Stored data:
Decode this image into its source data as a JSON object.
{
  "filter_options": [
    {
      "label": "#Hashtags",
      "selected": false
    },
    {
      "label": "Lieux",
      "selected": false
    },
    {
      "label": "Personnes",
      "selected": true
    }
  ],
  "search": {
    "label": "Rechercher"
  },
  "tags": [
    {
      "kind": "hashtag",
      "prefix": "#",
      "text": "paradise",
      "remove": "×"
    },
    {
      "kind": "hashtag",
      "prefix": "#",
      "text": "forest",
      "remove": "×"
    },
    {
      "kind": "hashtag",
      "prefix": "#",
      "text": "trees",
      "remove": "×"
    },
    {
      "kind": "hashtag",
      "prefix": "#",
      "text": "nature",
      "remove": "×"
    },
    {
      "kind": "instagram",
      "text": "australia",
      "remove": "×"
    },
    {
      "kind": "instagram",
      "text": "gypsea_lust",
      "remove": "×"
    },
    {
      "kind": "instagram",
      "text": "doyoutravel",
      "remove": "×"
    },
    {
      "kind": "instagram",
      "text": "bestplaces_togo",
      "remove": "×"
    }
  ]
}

▸ **Do this**: Repeat all the records. Match each line exactly.

▸ **Written response**:
Decode this image into its source data as a JSON object.
{
  "filter_options": [
    {
      "label": "#Hashtags",
      "selected": false
    },
    {
      "label": "Lieux",
      "selected": false
    },
    {
      "label": "Personnes",
      "selected": true
    }
  ],
  "search": {
    "label": "Rechercher"
  },
  "tags": [
    {
      "kind": "hashtag",
      "prefix": "#",
      "text": "paradise",
      "remove": "×"
    },
    {
      "kind": "hashtag",
      "prefix": "#",
      "text": "forest",
      "remove": "×"
    },
    {
      "kind": "hashtag",
      "prefix": "#",
      "text": "trees",
      "remove": "×"
    },
    {
      "kind": "hashtag",
      "prefix": "#",
      "text": "nature",
      "remove": "×"
    },
    {
      "kind": "instagram",
      "text": "australia",
      "remove": "×"
    },
    {
      "kind": "instagram",
      "text": "gypsea_lust",
      "remove": "×"
    },
    {
      "kind": "instagram",
      "text": "doyoutravel",
      "remove": "×"
    },
    {
      "kind": "instagram",
      "text": "bestplaces_togo",
      "remove": "×"
    }
  ]
}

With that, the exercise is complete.